>>>>
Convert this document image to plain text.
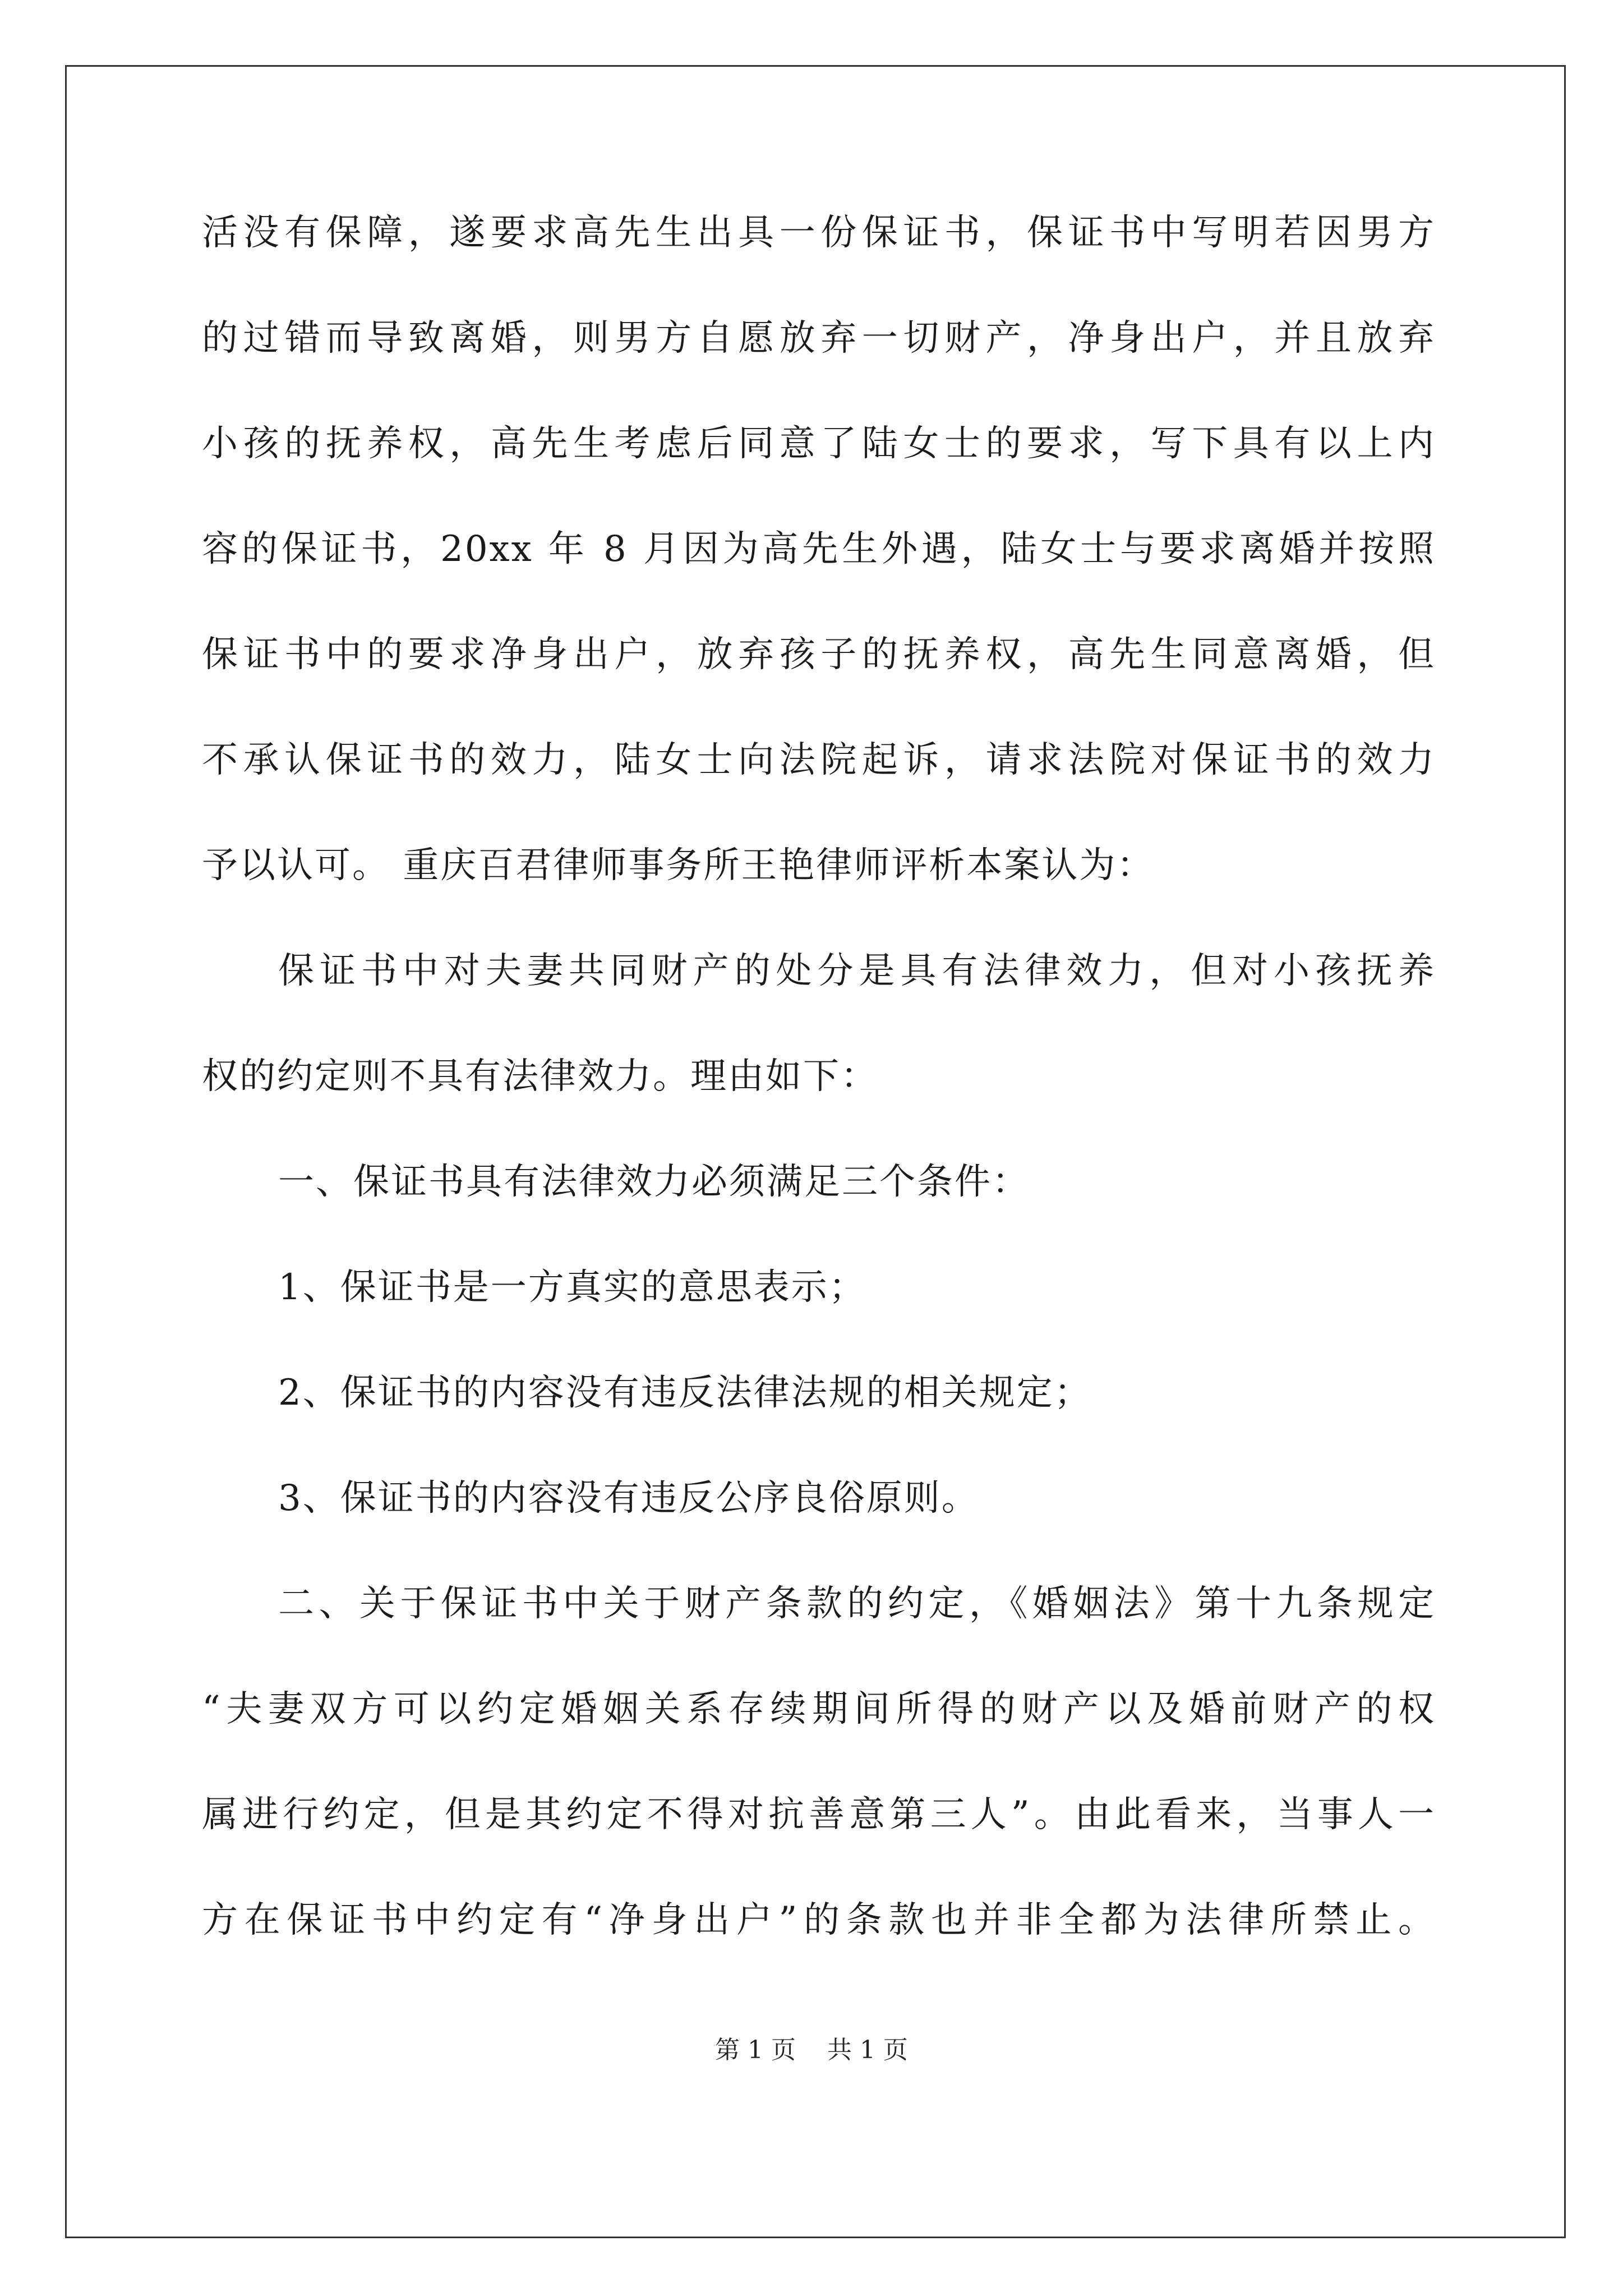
活没有保障，遂要求高先生出具一份保证书，保证书中写明若因男方
的过错而导致离婚，则男方自愿放弃一切财产，净身出户，并且放弃
小孩的抚养权，高先生考虑后同意了陆女士的要求，写下具有以上内
容的保证书，20xx 年 8 月因为高先生外遇，陆女士与要求离婚并按照
保证书中的要求净身出户，放弃孩子的抚养权，高先生同意离婚，但
不承认保证书的效力，陆女士向法院起诉，请求法院对保证书的效力
予以认可。 重庆百君律师事务所王艳律师评析本案认为：
保证书中对夫妻共同财产的处分是具有法律效力，但对小孩抚养
权的约定则不具有法律效力。理由如下：
一、保证书具有法律效力必须满足三个条件：
1、保证书是一方真实的意思表示；
2、保证书的内容没有违反法律法规的相关规定；
3、保证书的内容没有违反公序良俗原则。
二、关于保证书中关于财产条款的约定，《婚姻法》第十九条规定
“夫妻双方可以约定婚姻关系存续期间所得的财产以及婚前财产的权
属进行约定，但是其约定不得对抗善意第三人”。由此看来，当事人一
方在保证书中约定有“净身出户”的条款也并非全都为法律所禁止。
第 1 页    共 1 页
<<<<
### Task prompt
Repeat each entry exactly. Pictures do not belong in the copy.

### Complete answer
Convert this document image to plain text.
活没有保障，遂要求高先生出具一份保证书，保证书中写明若因男方
的过错而导致离婚，则男方自愿放弃一切财产，净身出户，并且放弃
小孩的抚养权，高先生考虑后同意了陆女士的要求，写下具有以上内
容的保证书，20xx 年 8 月因为高先生外遇，陆女士与要求离婚并按照
保证书中的要求净身出户，放弃孩子的抚养权，高先生同意离婚，但
不承认保证书的效力，陆女士向法院起诉，请求法院对保证书的效力
予以认可。 重庆百君律师事务所王艳律师评析本案认为：
保证书中对夫妻共同财产的处分是具有法律效力，但对小孩抚养
权的约定则不具有法律效力。理由如下：
一、保证书具有法律效力必须满足三个条件：
1、保证书是一方真实的意思表示；
2、保证书的内容没有违反法律法规的相关规定；
3、保证书的内容没有违反公序良俗原则。
二、关于保证书中关于财产条款的约定，《婚姻法》第十九条规定
“夫妻双方可以约定婚姻关系存续期间所得的财产以及婚前财产的权
属进行约定，但是其约定不得对抗善意第三人”。由此看来，当事人一
方在保证书中约定有“净身出户”的条款也并非全都为法律所禁止。
第 1 页    共 1 页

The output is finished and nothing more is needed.